In the records below, count every line containing "JSON". Reply with the number only.

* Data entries
══════════════════════════════

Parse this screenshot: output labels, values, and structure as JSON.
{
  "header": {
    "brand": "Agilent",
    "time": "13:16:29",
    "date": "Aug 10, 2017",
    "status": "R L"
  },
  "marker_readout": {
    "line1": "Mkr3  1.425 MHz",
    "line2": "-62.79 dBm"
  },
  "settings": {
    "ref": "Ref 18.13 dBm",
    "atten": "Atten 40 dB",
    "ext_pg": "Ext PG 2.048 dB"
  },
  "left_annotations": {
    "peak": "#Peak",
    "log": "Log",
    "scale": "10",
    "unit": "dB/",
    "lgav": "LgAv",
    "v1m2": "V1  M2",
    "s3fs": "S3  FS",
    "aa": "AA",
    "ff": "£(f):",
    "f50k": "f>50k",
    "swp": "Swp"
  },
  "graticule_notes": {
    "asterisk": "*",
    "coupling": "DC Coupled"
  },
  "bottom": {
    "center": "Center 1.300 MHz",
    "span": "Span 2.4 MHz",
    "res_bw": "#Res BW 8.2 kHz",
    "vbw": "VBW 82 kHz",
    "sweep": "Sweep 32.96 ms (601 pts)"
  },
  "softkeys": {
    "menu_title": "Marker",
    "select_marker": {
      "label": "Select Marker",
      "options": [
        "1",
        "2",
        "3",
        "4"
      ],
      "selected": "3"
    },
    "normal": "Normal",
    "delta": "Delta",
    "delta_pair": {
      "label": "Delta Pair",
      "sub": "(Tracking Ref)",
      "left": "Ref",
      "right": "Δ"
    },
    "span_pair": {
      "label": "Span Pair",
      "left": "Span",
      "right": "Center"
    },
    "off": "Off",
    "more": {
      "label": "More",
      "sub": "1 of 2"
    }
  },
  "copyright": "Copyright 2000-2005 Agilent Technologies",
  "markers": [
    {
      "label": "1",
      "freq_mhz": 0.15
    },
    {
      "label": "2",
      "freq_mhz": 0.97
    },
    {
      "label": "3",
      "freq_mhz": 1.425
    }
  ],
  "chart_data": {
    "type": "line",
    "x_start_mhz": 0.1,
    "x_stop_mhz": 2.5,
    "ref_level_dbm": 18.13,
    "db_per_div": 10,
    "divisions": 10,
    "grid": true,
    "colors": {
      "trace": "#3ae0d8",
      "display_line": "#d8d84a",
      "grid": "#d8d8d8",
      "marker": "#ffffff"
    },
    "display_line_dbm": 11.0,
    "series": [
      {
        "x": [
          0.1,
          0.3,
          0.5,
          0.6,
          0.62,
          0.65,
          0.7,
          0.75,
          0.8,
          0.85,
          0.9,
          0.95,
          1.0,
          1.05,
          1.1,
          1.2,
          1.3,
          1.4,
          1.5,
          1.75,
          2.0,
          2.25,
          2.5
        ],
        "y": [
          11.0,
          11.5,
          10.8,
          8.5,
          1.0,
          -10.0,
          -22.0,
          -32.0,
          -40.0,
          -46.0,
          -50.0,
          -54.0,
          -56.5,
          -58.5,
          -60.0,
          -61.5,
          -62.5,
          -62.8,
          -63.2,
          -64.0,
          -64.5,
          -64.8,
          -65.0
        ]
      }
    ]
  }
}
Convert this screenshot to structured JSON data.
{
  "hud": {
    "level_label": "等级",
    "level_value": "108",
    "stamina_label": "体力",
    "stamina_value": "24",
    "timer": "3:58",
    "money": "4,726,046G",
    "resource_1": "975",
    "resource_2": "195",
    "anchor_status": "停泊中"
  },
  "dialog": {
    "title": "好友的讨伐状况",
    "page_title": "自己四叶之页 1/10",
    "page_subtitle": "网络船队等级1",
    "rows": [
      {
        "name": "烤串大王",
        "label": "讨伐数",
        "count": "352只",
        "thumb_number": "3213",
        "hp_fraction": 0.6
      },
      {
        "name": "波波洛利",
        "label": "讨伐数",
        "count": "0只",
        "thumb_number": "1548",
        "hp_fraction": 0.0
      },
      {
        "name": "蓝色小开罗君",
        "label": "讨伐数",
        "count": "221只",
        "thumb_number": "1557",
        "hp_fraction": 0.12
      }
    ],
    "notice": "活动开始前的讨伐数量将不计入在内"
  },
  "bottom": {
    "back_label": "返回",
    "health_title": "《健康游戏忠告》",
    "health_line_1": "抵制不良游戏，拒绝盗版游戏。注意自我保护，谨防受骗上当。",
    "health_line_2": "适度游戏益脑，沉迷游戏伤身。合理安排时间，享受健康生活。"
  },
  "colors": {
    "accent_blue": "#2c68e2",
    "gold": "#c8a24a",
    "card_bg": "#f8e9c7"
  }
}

══════════════════════════════

* The completed task
2